■ What is needed ■
Find all lines in the listing that include the word "tambien", then copy them.

■ Supplied information ■
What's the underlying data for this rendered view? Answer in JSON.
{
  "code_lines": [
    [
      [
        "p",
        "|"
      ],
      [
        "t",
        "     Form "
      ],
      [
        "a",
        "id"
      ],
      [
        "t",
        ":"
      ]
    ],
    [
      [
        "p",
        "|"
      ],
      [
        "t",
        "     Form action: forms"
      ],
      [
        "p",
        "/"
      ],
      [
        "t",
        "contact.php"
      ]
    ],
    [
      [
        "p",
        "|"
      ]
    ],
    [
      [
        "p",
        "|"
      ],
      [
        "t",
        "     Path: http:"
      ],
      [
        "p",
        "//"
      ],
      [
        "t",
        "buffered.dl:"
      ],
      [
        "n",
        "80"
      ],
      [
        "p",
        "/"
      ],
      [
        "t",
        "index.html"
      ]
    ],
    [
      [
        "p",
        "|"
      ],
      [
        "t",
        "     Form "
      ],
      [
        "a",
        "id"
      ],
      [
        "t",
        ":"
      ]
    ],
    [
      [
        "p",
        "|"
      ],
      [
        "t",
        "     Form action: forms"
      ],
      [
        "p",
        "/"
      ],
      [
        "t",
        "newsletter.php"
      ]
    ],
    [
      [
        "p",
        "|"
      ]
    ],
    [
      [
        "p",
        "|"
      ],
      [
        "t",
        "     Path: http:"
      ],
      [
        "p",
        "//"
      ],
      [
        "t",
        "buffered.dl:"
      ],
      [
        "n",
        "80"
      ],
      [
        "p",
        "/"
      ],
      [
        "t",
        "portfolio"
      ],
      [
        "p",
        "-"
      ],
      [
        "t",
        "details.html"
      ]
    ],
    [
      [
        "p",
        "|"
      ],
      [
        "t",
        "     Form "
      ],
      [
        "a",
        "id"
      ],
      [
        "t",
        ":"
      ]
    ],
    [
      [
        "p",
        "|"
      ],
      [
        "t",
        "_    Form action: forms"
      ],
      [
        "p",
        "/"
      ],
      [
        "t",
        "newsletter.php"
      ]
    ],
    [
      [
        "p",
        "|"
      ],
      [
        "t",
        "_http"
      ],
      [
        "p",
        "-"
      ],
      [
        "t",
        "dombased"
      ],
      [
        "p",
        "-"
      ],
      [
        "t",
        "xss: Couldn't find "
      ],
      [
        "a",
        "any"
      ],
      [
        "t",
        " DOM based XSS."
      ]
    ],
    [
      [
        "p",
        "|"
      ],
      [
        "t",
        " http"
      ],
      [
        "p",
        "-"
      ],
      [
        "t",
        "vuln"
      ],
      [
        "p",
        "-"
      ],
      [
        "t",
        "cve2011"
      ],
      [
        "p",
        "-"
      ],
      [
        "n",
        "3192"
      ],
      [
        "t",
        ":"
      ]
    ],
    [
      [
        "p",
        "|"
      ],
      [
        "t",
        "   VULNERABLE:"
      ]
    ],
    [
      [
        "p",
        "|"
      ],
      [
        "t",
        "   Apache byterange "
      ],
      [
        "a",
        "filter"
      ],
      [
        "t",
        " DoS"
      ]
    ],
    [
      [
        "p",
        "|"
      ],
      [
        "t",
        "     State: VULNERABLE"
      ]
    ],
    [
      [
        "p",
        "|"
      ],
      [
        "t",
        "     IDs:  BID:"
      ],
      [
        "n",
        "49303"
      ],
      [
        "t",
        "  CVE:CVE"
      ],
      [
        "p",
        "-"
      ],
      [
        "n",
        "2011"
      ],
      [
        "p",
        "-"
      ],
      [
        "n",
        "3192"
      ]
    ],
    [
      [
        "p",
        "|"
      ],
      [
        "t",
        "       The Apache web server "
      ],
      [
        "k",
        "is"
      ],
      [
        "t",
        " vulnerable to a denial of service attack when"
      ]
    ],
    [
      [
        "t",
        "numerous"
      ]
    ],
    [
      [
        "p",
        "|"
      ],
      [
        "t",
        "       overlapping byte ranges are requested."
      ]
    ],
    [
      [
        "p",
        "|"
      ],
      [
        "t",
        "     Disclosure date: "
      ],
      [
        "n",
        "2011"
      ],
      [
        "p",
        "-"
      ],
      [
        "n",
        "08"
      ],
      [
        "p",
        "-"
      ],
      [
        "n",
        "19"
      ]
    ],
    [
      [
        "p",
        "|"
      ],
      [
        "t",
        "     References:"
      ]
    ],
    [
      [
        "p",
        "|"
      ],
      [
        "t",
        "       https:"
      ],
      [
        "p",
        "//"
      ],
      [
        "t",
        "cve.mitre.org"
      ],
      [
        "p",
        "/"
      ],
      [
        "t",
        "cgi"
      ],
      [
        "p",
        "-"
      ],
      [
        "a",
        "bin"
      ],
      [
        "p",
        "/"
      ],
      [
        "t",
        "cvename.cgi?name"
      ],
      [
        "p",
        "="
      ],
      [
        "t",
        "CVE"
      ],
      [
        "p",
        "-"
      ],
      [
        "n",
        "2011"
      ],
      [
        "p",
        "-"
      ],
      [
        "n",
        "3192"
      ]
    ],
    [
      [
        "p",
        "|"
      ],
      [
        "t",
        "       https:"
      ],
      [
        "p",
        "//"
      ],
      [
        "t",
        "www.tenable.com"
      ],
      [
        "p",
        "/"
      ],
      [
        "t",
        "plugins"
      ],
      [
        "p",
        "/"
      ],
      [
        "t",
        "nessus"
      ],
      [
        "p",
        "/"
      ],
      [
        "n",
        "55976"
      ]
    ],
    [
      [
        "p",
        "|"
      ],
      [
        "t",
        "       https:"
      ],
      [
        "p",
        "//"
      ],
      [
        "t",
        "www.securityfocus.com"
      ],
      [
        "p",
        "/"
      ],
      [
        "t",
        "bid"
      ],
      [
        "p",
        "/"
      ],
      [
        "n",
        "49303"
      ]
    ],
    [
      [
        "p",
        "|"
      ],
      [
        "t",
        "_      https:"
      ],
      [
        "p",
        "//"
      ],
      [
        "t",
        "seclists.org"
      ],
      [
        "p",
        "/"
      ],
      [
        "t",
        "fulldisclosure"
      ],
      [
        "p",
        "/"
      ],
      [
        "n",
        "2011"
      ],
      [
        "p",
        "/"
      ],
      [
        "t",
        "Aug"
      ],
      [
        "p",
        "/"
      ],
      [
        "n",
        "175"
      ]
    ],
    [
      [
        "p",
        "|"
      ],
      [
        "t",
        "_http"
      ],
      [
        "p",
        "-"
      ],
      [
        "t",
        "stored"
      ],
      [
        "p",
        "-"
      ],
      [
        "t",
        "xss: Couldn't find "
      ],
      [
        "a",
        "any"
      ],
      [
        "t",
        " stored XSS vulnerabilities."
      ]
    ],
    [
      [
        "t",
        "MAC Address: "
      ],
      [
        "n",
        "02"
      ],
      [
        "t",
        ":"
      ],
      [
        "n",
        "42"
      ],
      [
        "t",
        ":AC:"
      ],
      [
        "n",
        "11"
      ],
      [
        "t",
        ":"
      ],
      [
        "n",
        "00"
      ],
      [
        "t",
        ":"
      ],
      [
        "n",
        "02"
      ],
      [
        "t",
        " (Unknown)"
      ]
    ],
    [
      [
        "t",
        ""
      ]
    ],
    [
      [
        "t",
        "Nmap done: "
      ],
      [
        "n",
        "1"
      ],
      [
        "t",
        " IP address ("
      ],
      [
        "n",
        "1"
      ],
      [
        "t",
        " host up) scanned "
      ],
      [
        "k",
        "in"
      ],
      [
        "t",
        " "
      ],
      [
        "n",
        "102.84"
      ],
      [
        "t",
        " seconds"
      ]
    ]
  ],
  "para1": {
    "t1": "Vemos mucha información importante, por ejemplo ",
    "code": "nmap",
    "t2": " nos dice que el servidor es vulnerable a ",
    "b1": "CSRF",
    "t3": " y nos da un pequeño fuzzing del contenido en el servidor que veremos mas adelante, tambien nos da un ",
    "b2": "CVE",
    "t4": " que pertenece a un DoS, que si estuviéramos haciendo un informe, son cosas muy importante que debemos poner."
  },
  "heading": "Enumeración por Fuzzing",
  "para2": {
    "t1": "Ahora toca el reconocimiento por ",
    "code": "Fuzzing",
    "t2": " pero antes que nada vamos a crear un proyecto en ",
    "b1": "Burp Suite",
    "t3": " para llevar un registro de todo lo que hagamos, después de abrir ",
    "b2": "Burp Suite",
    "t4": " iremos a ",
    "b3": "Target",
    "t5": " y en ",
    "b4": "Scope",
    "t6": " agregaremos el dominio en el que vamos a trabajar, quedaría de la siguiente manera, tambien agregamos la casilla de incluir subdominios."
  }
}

■ Solved problem ■
    "t3": " y nos da un pequeño fuzzing del contenido en el servidor que veremos mas adelante, tambien nos da un ",
    "t6": " agregaremos el dominio en el que vamos a trabajar, quedaría de la siguiente manera, tambien agregamos la casilla de incluir subdominios."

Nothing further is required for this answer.